# To do
The records below are to be repeated in full, exactly as they are.

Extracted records
——————————

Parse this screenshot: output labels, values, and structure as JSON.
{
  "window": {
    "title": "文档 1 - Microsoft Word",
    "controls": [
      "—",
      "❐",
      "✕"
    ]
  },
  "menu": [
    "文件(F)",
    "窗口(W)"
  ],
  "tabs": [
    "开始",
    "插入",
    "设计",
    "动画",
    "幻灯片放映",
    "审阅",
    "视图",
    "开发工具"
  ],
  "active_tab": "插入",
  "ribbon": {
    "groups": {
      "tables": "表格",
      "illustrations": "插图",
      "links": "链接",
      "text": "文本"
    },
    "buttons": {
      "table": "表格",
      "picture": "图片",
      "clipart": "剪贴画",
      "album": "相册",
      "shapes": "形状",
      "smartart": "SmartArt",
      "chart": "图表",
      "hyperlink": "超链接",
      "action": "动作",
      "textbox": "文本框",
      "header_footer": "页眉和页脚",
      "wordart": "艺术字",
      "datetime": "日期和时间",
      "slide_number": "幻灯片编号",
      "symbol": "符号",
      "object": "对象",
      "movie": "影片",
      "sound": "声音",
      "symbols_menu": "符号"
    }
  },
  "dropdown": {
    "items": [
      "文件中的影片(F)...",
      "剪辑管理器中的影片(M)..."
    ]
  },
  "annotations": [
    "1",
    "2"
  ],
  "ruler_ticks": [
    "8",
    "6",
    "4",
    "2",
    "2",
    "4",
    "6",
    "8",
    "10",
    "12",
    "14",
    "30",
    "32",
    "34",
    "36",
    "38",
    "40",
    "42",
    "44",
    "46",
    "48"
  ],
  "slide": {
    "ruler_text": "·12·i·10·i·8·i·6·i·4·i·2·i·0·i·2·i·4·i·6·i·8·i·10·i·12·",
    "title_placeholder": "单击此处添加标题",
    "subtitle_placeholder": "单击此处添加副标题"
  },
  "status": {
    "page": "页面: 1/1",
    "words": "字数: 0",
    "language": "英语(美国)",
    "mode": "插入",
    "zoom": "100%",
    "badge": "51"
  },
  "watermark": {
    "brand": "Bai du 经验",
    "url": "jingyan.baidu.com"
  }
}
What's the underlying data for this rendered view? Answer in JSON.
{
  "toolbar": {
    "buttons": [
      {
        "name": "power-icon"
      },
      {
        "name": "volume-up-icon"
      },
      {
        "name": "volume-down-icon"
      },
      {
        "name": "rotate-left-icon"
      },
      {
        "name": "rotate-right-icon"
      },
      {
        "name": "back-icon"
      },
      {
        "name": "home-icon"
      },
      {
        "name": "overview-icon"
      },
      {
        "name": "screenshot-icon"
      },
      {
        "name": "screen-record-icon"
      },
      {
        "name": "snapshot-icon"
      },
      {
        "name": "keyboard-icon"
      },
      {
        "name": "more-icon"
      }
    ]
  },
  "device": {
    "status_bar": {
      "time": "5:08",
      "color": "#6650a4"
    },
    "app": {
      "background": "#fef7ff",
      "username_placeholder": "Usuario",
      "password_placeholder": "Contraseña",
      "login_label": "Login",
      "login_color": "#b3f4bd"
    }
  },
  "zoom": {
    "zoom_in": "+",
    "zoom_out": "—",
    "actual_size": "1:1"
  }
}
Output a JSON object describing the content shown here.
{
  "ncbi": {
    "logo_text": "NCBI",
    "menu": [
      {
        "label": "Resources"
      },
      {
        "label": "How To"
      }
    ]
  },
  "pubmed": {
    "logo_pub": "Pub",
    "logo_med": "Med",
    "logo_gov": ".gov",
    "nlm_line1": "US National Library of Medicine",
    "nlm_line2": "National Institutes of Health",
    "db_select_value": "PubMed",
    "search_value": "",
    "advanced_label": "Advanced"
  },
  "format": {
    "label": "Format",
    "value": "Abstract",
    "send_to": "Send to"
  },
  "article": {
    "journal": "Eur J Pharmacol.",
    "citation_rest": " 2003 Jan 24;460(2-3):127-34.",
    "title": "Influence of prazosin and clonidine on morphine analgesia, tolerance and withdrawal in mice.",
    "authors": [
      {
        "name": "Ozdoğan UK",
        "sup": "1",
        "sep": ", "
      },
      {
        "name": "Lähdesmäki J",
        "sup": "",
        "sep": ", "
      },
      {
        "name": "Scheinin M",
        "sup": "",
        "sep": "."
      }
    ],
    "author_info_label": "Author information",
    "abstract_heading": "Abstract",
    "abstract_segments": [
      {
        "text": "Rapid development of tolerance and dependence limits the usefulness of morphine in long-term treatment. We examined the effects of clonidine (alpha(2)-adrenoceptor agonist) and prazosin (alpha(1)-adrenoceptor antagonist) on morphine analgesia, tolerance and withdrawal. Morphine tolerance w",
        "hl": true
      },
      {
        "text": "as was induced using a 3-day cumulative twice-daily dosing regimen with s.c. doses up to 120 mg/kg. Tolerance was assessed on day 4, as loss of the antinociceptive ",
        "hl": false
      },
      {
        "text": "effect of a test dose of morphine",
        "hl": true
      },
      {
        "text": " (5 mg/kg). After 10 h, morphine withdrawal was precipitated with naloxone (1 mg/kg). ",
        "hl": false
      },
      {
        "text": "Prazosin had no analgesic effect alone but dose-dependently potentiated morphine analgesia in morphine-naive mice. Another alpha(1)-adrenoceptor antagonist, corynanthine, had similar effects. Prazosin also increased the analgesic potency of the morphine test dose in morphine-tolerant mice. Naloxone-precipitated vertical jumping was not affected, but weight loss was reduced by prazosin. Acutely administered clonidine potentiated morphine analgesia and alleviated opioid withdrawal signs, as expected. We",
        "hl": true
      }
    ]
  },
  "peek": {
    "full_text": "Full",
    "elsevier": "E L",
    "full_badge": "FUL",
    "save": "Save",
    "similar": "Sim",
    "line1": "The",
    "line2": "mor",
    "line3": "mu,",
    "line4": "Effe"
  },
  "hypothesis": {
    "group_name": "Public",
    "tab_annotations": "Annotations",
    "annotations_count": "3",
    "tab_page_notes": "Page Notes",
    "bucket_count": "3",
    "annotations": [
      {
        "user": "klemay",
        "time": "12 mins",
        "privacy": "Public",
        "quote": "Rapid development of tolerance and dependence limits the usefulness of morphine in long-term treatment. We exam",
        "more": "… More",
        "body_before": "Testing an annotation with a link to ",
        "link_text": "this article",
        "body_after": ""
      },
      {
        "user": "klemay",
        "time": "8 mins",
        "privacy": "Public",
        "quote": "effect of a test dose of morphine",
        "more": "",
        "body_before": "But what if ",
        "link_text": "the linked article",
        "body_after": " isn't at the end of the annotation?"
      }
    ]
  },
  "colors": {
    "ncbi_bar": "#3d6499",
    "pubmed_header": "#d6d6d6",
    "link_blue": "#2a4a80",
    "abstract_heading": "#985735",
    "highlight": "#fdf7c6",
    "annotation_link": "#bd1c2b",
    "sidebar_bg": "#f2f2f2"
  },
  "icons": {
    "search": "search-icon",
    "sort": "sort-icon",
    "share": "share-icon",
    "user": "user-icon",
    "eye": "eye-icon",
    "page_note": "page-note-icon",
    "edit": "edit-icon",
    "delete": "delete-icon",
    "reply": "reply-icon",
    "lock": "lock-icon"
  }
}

——————————

# Solution
Parse this screenshot: output labels, values, and structure as JSON.
{
  "window": {
    "title": "文档 1 - Microsoft Word",
    "controls": [
      "—",
      "❐",
      "✕"
    ]
  },
  "menu": [
    "文件(F)",
    "窗口(W)"
  ],
  "tabs": [
    "开始",
    "插入",
    "设计",
    "动画",
    "幻灯片放映",
    "审阅",
    "视图",
    "开发工具"
  ],
  "active_tab": "插入",
  "ribbon": {
    "groups": {
      "tables": "表格",
      "illustrations": "插图",
      "links": "链接",
      "text": "文本"
    },
    "buttons": {
      "table": "表格",
      "picture": "图片",
      "clipart": "剪贴画",
      "album": "相册",
      "shapes": "形状",
      "smartart": "SmartArt",
      "chart": "图表",
      "hyperlink": "超链接",
      "action": "动作",
      "textbox": "文本框",
      "header_footer": "页眉和页脚",
      "wordart": "艺术字",
      "datetime": "日期和时间",
      "slide_number": "幻灯片编号",
      "symbol": "符号",
      "object": "对象",
      "movie": "影片",
      "sound": "声音",
      "symbols_menu": "符号"
    }
  },
  "dropdown": {
    "items": [
      "文件中的影片(F)...",
      "剪辑管理器中的影片(M)..."
    ]
  },
  "annotations": [
    "1",
    "2"
  ],
  "ruler_ticks": [
    "8",
    "6",
    "4",
    "2",
    "2",
    "4",
    "6",
    "8",
    "10",
    "12",
    "14",
    "30",
    "32",
    "34",
    "36",
    "38",
    "40",
    "42",
    "44",
    "46",
    "48"
  ],
  "slide": {
    "ruler_text": "·12·i·10·i·8·i·6·i·4·i·2·i·0·i·2·i·4·i·6·i·8·i·10·i·12·",
    "title_placeholder": "单击此处添加标题",
    "subtitle_placeholder": "单击此处添加副标题"
  },
  "status": {
    "page": "页面: 1/1",
    "words": "字数: 0",
    "language": "英语(美国)",
    "mode": "插入",
    "zoom": "100%",
    "badge": "51"
  },
  "watermark": {
    "brand": "Bai du 经验",
    "url": "jingyan.baidu.com"
  }
}
What's the underlying data for this rendered view? Answer in JSON.
{
  "toolbar": {
    "buttons": [
      {
        "name": "power-icon"
      },
      {
        "name": "volume-up-icon"
      },
      {
        "name": "volume-down-icon"
      },
      {
        "name": "rotate-left-icon"
      },
      {
        "name": "rotate-right-icon"
      },
      {
        "name": "back-icon"
      },
      {
        "name": "home-icon"
      },
      {
        "name": "overview-icon"
      },
      {
        "name": "screenshot-icon"
      },
      {
        "name": "screen-record-icon"
      },
      {
        "name": "snapshot-icon"
      },
      {
        "name": "keyboard-icon"
      },
      {
        "name": "more-icon"
      }
    ]
  },
  "device": {
    "status_bar": {
      "time": "5:08",
      "color": "#6650a4"
    },
    "app": {
      "background": "#fef7ff",
      "username_placeholder": "Usuario",
      "password_placeholder": "Contraseña",
      "login_label": "Login",
      "login_color": "#b3f4bd"
    }
  },
  "zoom": {
    "zoom_in": "+",
    "zoom_out": "—",
    "actual_size": "1:1"
  }
}
Output a JSON object describing the content shown here.
{
  "ncbi": {
    "logo_text": "NCBI",
    "menu": [
      {
        "label": "Resources"
      },
      {
        "label": "How To"
      }
    ]
  },
  "pubmed": {
    "logo_pub": "Pub",
    "logo_med": "Med",
    "logo_gov": ".gov",
    "nlm_line1": "US National Library of Medicine",
    "nlm_line2": "National Institutes of Health",
    "db_select_value": "PubMed",
    "search_value": "",
    "advanced_label": "Advanced"
  },
  "format": {
    "label": "Format",
    "value": "Abstract",
    "send_to": "Send to"
  },
  "article": {
    "journal": "Eur J Pharmacol.",
    "citation_rest": " 2003 Jan 24;460(2-3):127-34.",
    "title": "Influence of prazosin and clonidine on morphine analgesia, tolerance and withdrawal in mice.",
    "authors": [
      {
        "name": "Ozdoğan UK",
        "sup": "1",
        "sep": ", "
      },
      {
        "name": "Lähdesmäki J",
        "sup": "",
        "sep": ", "
      },
      {
        "name": "Scheinin M",
        "sup": "",
        "sep": "."
      }
    ],
    "author_info_label": "Author information",
    "abstract_heading": "Abstract",
    "abstract_segments": [
      {
        "text": "Rapid development of tolerance and dependence limits the usefulness of morphine in long-term treatment. We examined the effects of clonidine (alpha(2)-adrenoceptor agonist) and prazosin (alpha(1)-adrenoceptor antagonist) on morphine analgesia, tolerance and withdrawal. Morphine tolerance w",
        "hl": true
      },
      {
        "text": "as was induced using a 3-day cumulative twice-daily dosing regimen with s.c. doses up to 120 mg/kg. Tolerance was assessed on day 4, as loss of the antinociceptive ",
        "hl": false
      },
      {
        "text": "effect of a test dose of morphine",
        "hl": true
      },
      {
        "text": " (5 mg/kg). After 10 h, morphine withdrawal was precipitated with naloxone (1 mg/kg). ",
        "hl": false
      },
      {
        "text": "Prazosin had no analgesic effect alone but dose-dependently potentiated morphine analgesia in morphine-naive mice. Another alpha(1)-adrenoceptor antagonist, corynanthine, had similar effects. Prazosin also increased the analgesic potency of the morphine test dose in morphine-tolerant mice. Naloxone-precipitated vertical jumping was not affected, but weight loss was reduced by prazosin. Acutely administered clonidine potentiated morphine analgesia and alleviated opioid withdrawal signs, as expected. We",
        "hl": true
      }
    ]
  },
  "peek": {
    "full_text": "Full",
    "elsevier": "E L",
    "full_badge": "FUL",
    "save": "Save",
    "similar": "Sim",
    "line1": "The",
    "line2": "mor",
    "line3": "mu,",
    "line4": "Effe"
  },
  "hypothesis": {
    "group_name": "Public",
    "tab_annotations": "Annotations",
    "annotations_count": "3",
    "tab_page_notes": "Page Notes",
    "bucket_count": "3",
    "annotations": [
      {
        "user": "klemay",
        "time": "12 mins",
        "privacy": "Public",
        "quote": "Rapid development of tolerance and dependence limits the usefulness of morphine in long-term treatment. We exam",
        "more": "… More",
        "body_before": "Testing an annotation with a link to ",
        "link_text": "this article",
        "body_after": ""
      },
      {
        "user": "klemay",
        "time": "8 mins",
        "privacy": "Public",
        "quote": "effect of a test dose of morphine",
        "more": "",
        "body_before": "But what if ",
        "link_text": "the linked article",
        "body_after": " isn't at the end of the annotation?"
      }
    ]
  },
  "colors": {
    "ncbi_bar": "#3d6499",
    "pubmed_header": "#d6d6d6",
    "link_blue": "#2a4a80",
    "abstract_heading": "#985735",
    "highlight": "#fdf7c6",
    "annotation_link": "#bd1c2b",
    "sidebar_bg": "#f2f2f2"
  },
  "icons": {
    "search": "search-icon",
    "sort": "sort-icon",
    "share": "share-icon",
    "user": "user-icon",
    "eye": "eye-icon",
    "page_note": "page-note-icon",
    "edit": "edit-icon",
    "delete": "delete-icon",
    "reply": "reply-icon",
    "lock": "lock-icon"
  }
}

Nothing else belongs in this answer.